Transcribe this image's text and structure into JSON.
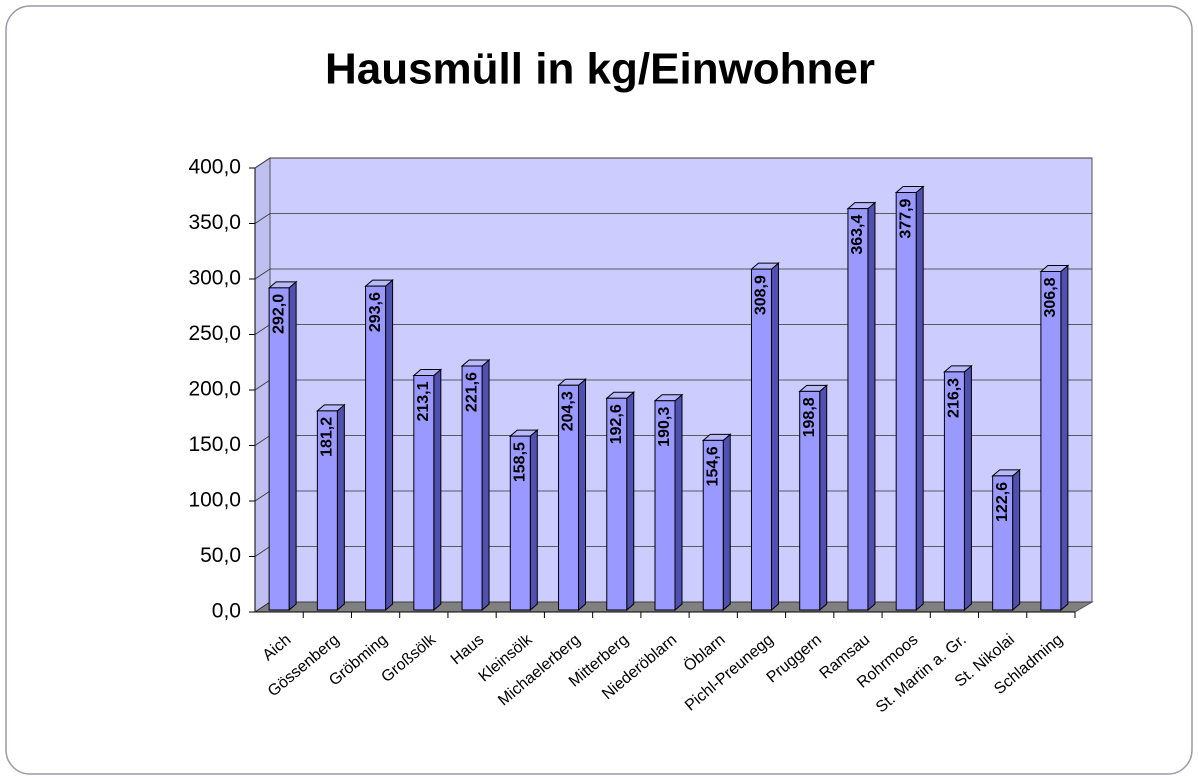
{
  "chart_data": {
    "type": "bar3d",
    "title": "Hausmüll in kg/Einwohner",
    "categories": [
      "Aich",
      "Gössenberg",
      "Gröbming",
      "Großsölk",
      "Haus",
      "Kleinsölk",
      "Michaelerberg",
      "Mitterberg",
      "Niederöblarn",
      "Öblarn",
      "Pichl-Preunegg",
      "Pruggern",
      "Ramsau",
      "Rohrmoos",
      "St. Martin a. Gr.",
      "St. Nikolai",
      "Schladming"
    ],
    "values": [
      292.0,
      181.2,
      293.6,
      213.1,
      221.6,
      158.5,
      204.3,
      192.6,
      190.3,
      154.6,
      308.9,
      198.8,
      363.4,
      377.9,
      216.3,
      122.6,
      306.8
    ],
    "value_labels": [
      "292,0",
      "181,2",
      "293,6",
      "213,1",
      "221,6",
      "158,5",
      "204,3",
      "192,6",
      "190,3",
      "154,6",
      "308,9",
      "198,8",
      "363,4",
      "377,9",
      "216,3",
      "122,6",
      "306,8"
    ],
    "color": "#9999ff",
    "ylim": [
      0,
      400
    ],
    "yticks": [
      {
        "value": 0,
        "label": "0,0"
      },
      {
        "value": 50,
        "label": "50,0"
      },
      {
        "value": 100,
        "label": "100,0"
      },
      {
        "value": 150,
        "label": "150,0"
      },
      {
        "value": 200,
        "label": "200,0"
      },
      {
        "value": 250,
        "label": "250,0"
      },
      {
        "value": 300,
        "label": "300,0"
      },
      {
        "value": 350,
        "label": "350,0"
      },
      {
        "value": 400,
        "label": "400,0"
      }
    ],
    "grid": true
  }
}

--

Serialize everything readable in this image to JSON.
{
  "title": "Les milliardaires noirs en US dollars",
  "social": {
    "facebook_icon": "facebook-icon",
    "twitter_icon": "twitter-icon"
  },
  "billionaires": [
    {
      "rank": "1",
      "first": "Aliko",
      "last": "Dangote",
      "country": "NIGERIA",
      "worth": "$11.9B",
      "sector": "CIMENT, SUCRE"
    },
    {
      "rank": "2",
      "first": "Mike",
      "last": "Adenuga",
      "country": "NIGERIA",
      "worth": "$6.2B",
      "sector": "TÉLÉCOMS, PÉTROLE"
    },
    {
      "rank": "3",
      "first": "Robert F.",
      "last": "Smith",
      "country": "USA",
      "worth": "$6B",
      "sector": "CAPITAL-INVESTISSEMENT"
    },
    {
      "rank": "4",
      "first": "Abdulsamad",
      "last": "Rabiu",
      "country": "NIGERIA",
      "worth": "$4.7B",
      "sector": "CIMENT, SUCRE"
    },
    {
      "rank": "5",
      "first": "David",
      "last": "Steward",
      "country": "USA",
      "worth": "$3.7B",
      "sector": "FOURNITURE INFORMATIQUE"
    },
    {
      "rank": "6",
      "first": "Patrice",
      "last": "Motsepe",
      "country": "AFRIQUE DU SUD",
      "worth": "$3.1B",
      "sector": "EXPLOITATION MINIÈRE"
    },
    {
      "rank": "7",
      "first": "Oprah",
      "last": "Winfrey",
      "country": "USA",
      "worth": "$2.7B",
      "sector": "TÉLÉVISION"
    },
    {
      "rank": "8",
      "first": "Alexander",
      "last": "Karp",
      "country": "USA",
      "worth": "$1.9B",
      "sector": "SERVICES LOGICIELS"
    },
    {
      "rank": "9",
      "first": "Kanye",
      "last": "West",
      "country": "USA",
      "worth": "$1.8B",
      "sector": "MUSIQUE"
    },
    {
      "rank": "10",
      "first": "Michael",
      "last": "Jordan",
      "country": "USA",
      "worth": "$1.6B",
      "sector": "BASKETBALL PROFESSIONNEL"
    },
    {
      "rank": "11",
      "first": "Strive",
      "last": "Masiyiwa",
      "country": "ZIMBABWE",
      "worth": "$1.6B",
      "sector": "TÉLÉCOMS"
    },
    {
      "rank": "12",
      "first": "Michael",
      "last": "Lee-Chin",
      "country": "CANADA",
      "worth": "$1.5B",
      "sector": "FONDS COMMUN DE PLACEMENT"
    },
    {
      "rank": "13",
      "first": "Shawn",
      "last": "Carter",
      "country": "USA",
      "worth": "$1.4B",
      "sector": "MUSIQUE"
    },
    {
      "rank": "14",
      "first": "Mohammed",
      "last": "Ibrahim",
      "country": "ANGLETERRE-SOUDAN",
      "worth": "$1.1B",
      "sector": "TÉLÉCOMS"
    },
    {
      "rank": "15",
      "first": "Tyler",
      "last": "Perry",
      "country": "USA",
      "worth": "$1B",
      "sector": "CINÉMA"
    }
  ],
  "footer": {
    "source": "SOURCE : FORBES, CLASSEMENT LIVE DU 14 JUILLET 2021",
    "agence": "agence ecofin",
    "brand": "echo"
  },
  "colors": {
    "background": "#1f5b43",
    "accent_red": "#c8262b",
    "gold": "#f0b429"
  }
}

**What is needed**
Provide the number of lines containing the string "this", with no other output.

**Final result**
2